**PROBLEM**: Review the listing and copy each line that holds the word "Grade".

**RECORDS TO PROCESS**:
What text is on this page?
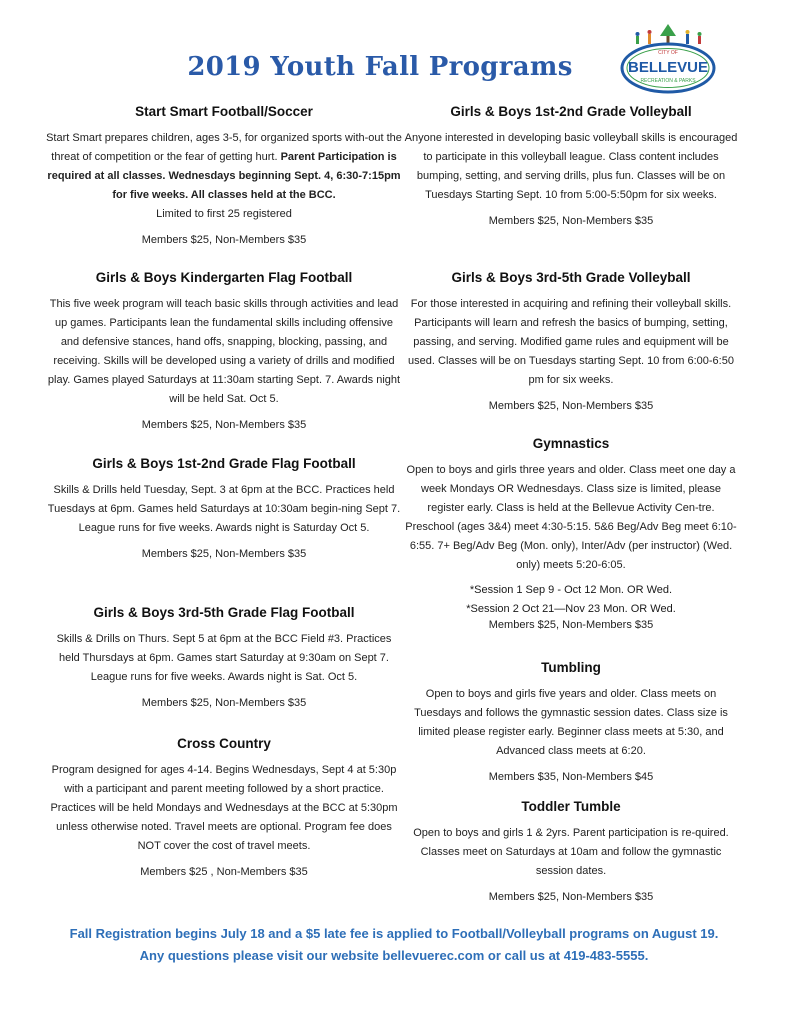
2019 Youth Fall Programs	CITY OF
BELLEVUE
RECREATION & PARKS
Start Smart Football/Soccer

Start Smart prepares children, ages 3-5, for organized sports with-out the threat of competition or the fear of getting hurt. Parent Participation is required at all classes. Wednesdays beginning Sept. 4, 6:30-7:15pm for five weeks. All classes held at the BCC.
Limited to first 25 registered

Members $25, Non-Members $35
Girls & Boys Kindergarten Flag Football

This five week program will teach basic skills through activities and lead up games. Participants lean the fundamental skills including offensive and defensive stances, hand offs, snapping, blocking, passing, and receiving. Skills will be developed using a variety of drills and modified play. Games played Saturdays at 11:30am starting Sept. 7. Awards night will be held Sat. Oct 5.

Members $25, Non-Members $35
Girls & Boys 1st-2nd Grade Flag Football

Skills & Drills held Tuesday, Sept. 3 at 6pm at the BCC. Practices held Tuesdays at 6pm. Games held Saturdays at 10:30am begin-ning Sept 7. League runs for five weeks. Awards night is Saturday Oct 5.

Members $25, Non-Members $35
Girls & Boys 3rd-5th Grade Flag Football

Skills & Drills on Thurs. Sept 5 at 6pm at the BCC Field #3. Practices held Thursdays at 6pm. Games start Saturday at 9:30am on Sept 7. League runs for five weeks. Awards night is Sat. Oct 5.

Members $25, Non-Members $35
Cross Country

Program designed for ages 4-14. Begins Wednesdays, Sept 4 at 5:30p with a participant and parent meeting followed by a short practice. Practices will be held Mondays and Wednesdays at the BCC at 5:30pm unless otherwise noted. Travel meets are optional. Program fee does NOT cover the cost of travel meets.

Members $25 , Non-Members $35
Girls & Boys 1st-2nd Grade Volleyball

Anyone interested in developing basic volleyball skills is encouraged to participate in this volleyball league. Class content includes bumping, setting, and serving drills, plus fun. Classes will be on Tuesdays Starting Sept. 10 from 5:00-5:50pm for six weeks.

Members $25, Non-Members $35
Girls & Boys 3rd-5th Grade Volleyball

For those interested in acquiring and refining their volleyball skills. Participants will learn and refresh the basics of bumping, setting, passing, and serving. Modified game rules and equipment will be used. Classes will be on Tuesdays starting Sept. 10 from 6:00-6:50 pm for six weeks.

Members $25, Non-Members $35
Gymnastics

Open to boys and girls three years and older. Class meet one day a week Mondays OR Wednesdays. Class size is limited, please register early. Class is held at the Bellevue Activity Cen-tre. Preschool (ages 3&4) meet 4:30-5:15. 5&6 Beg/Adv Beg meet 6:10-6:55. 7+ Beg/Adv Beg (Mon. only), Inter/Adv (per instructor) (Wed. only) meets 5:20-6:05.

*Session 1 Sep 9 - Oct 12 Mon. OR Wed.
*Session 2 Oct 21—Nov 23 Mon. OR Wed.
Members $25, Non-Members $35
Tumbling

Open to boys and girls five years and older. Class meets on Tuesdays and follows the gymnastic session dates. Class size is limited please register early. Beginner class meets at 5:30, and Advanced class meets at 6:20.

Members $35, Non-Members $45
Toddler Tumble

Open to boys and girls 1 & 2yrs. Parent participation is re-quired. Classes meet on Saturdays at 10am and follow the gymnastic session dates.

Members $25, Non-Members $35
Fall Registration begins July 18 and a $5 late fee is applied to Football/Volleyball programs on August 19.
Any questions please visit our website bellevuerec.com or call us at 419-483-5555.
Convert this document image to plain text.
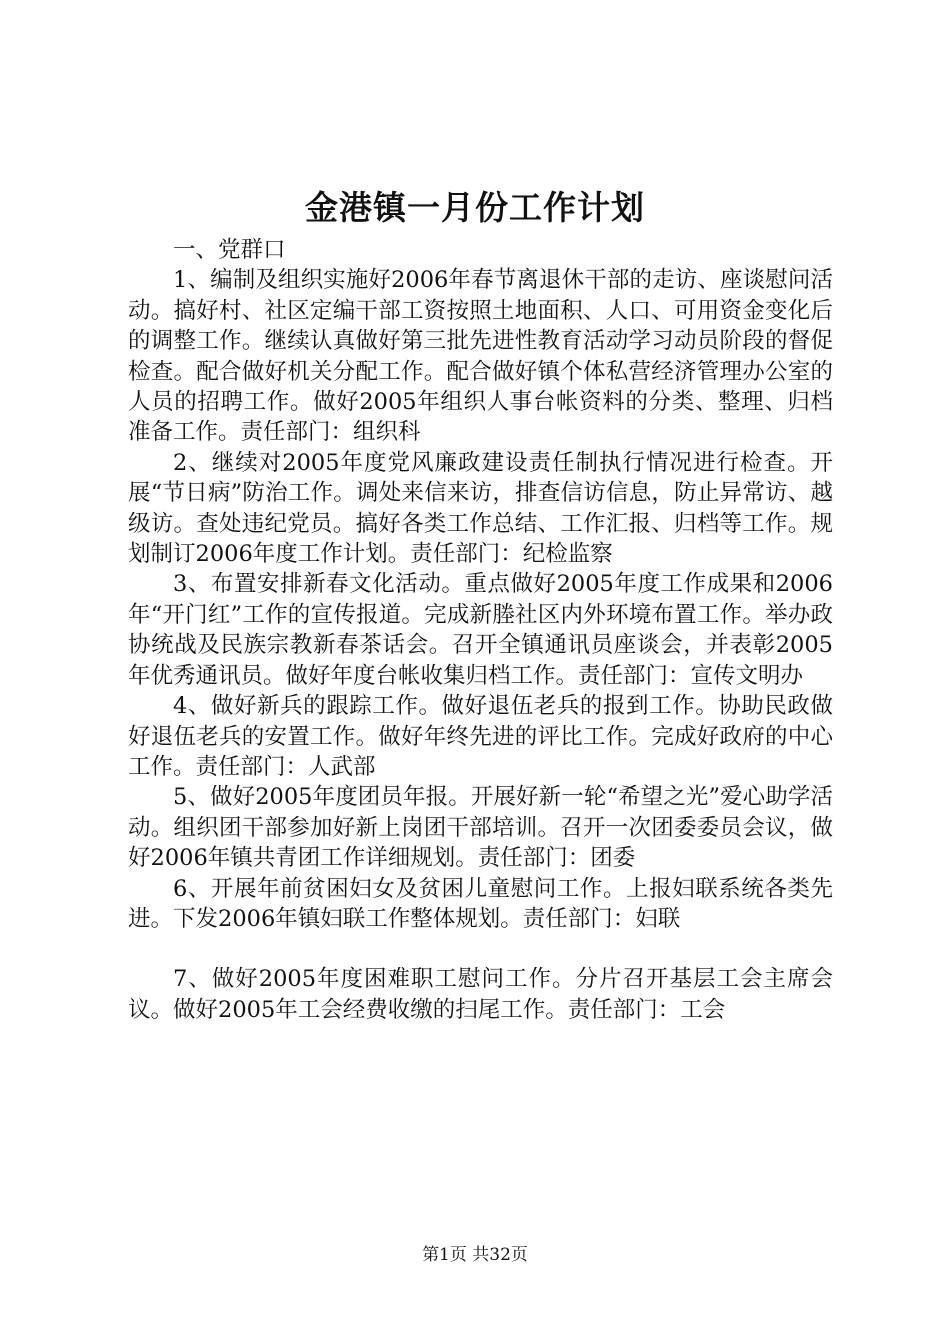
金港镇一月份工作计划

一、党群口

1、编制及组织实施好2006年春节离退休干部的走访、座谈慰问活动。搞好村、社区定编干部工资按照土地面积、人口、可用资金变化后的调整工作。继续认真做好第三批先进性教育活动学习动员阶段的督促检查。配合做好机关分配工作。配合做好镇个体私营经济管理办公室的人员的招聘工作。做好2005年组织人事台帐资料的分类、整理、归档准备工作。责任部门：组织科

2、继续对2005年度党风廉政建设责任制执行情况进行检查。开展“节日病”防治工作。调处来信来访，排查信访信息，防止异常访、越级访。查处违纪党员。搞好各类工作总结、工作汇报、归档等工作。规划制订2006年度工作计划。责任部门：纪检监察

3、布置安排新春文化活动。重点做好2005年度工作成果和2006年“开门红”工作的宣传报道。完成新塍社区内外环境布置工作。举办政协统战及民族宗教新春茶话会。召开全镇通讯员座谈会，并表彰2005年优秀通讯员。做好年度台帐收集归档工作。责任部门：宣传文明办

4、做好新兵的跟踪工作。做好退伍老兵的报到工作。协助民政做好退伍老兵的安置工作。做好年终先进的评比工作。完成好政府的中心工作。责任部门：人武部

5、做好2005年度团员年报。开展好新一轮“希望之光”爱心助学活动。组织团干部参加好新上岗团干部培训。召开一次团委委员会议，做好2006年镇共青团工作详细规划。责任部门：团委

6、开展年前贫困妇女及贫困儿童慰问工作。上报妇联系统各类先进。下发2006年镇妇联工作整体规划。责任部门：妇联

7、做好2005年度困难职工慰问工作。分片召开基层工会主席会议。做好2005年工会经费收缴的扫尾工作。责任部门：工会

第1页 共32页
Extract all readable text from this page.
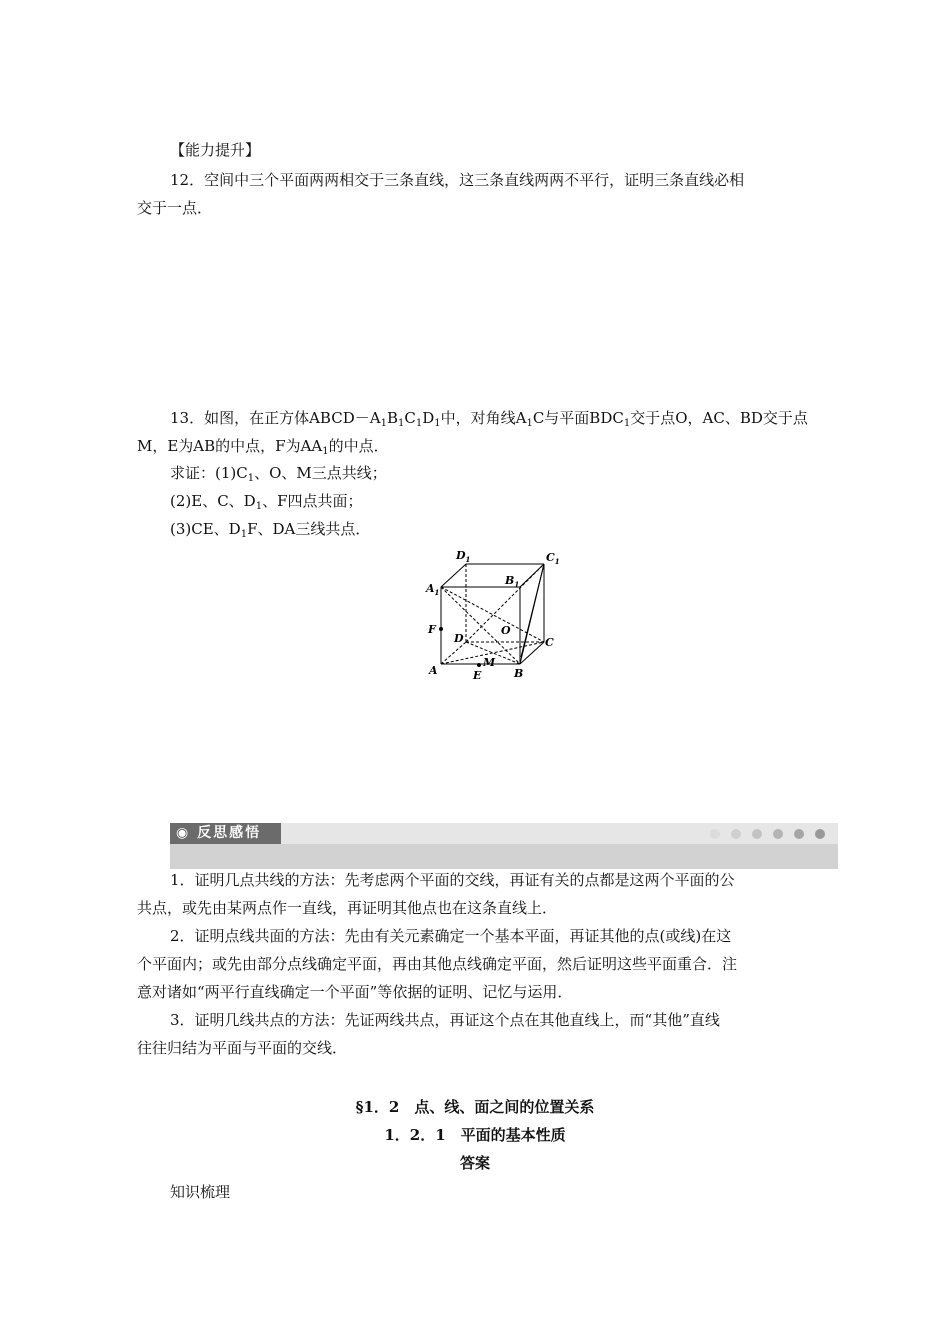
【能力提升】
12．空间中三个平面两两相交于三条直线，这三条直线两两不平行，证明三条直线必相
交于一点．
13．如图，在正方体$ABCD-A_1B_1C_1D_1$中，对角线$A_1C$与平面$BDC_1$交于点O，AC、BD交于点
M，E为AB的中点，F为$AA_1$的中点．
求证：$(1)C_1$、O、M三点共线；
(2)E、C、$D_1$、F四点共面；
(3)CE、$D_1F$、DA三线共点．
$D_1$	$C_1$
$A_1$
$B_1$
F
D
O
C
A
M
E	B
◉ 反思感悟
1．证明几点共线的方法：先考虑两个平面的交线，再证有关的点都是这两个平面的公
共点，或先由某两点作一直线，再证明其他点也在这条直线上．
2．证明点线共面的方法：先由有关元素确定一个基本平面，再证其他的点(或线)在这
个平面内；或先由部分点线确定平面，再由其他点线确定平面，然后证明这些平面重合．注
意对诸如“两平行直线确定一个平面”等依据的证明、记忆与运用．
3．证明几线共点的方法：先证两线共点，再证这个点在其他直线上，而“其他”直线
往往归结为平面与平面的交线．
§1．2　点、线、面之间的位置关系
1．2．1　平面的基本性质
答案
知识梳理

**COMPLETE OUTPUT**:
Girls & Boys 1st-2nd Grade Flag Football
Girls & Boys 3rd-5th Grade Flag Football
Girls & Boys 1st-2nd Grade Volleyball
Girls & Boys 3rd-5th Grade Volleyball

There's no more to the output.